EXERCISE BRIEF
The data below is to be returned in full and exactly.

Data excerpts
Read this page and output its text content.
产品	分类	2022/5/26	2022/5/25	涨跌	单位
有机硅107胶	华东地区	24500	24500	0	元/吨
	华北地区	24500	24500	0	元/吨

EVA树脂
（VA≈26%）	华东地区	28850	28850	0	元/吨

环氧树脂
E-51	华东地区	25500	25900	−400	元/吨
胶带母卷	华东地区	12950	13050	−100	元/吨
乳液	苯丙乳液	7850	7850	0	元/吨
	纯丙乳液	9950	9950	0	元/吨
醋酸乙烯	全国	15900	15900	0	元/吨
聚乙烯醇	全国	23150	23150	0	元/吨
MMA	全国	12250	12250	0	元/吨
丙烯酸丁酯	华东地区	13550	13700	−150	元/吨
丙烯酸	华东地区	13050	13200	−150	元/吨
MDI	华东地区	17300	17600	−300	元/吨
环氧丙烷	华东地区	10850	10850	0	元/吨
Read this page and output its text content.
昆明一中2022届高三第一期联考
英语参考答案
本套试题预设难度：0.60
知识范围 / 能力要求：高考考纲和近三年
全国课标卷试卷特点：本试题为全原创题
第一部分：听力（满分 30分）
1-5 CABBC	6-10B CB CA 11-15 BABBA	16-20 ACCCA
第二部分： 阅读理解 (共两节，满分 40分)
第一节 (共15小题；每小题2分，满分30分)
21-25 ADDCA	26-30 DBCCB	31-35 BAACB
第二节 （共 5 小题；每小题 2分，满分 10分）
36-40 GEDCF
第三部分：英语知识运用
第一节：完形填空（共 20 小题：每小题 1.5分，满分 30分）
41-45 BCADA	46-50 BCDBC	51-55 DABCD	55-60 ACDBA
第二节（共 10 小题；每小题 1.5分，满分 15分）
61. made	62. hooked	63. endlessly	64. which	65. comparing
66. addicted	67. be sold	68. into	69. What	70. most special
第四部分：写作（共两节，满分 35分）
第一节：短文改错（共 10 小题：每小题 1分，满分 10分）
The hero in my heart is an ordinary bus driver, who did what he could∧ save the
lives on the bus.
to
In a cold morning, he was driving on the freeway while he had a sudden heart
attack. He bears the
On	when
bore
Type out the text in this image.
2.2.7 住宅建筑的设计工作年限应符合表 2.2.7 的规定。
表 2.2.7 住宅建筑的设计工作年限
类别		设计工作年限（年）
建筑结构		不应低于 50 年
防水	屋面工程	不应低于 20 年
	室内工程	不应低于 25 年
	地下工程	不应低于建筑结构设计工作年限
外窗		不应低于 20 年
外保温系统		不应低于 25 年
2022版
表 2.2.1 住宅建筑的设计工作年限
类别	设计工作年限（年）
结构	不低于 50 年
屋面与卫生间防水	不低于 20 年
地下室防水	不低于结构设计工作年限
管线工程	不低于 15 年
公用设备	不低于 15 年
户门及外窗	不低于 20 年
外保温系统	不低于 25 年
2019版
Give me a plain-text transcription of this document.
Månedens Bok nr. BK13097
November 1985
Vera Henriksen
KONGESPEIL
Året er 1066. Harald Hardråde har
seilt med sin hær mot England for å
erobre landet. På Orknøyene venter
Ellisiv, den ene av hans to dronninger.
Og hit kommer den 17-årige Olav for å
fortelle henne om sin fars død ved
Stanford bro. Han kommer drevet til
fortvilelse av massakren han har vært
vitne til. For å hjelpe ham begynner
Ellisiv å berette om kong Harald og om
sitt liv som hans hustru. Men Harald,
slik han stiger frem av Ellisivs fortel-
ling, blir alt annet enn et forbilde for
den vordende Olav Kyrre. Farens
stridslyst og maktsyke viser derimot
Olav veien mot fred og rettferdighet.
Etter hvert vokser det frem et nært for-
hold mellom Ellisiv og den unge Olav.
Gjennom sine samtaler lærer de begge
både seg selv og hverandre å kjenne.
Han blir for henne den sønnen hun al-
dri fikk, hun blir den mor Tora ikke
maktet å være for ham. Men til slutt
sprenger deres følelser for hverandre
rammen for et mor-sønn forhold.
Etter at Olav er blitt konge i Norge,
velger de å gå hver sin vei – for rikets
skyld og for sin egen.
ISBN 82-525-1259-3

SOLUTION BELOW
Read this page and output its text content.
产品	分类	2022/5/26	2022/5/25	涨跌	单位
有机硅107胶	华东地区	24500	24500	0	元/吨
	华北地区	24500	24500	0	元/吨

EVA树脂
（VA≈26%）	华东地区	28850	28850	0	元/吨

环氧树脂
E-51	华东地区	25500	25900	−400	元/吨
胶带母卷	华东地区	12950	13050	−100	元/吨
乳液	苯丙乳液	7850	7850	0	元/吨
	纯丙乳液	9950	9950	0	元/吨
醋酸乙烯	全国	15900	15900	0	元/吨
聚乙烯醇	全国	23150	23150	0	元/吨
MMA	全国	12250	12250	0	元/吨
丙烯酸丁酯	华东地区	13550	13700	−150	元/吨
丙烯酸	华东地区	13050	13200	−150	元/吨
MDI	华东地区	17300	17600	−300	元/吨
环氧丙烷	华东地区	10850	10850	0	元/吨
Read this page and output its text content.
昆明一中2022届高三第一期联考
英语参考答案
本套试题预设难度：0.60
知识范围 / 能力要求：高考考纲和近三年
全国课标卷试卷特点：本试题为全原创题
第一部分：听力（满分 30分）
1-5 CABBC	6-10B CB CA 11-15 BABBA	16-20 ACCCA
第二部分： 阅读理解 (共两节，满分 40分)
第一节 (共15小题；每小题2分，满分30分)
21-25 ADDCA	26-30 DBCCB	31-35 BAACB
第二节 （共 5 小题；每小题 2分，满分 10分）
36-40 GEDCF
第三部分：英语知识运用
第一节：完形填空（共 20 小题：每小题 1.5分，满分 30分）
41-45 BCADA	46-50 BCDBC	51-55 DABCD	55-60 ACDBA
第二节（共 10 小题；每小题 1.5分，满分 15分）
61. made	62. hooked	63. endlessly	64. which	65. comparing
66. addicted	67. be sold	68. into	69. What	70. most special
第四部分：写作（共两节，满分 35分）
第一节：短文改错（共 10 小题：每小题 1分，满分 10分）
The hero in my heart is an ordinary bus driver, who did what he could∧ save the
lives on the bus.
to
In a cold morning, he was driving on the freeway while he had a sudden heart
attack. He bears the
On	when
bore
Type out the text in this image.
2.2.7 住宅建筑的设计工作年限应符合表 2.2.7 的规定。
表 2.2.7 住宅建筑的设计工作年限
类别		设计工作年限（年）
建筑结构		不应低于 50 年
防水	屋面工程	不应低于 20 年
	室内工程	不应低于 25 年
	地下工程	不应低于建筑结构设计工作年限
外窗		不应低于 20 年
外保温系统		不应低于 25 年
2022版
表 2.2.1 住宅建筑的设计工作年限
类别	设计工作年限（年）
结构	不低于 50 年
屋面与卫生间防水	不低于 20 年
地下室防水	不低于结构设计工作年限
管线工程	不低于 15 年
公用设备	不低于 15 年
户门及外窗	不低于 20 年
外保温系统	不低于 25 年
2019版
Give me a plain-text transcription of this document.
Månedens Bok nr. BK13097
November 1985
Vera Henriksen
KONGESPEIL
Året er 1066. Harald Hardråde har
seilt med sin hær mot England for å
erobre landet. På Orknøyene venter
Ellisiv, den ene av hans to dronninger.
Og hit kommer den 17-årige Olav for å
fortelle henne om sin fars død ved
Stanford bro. Han kommer drevet til
fortvilelse av massakren han har vært
vitne til. For å hjelpe ham begynner
Ellisiv å berette om kong Harald og om
sitt liv som hans hustru. Men Harald,
slik han stiger frem av Ellisivs fortel-
ling, blir alt annet enn et forbilde for
den vordende Olav Kyrre. Farens
stridslyst og maktsyke viser derimot
Olav veien mot fred og rettferdighet.
Etter hvert vokser det frem et nært for-
hold mellom Ellisiv og den unge Olav.
Gjennom sine samtaler lærer de begge
både seg selv og hverandre å kjenne.
Han blir for henne den sønnen hun al-
dri fikk, hun blir den mor Tora ikke
maktet å være for ham. Men til slutt
sprenger deres følelser for hverandre
rammen for et mor-sønn forhold.
Etter at Olav er blitt konge i Norge,
velger de å gå hver sin vei – for rikets
skyld og for sin egen.
ISBN 82-525-1259-3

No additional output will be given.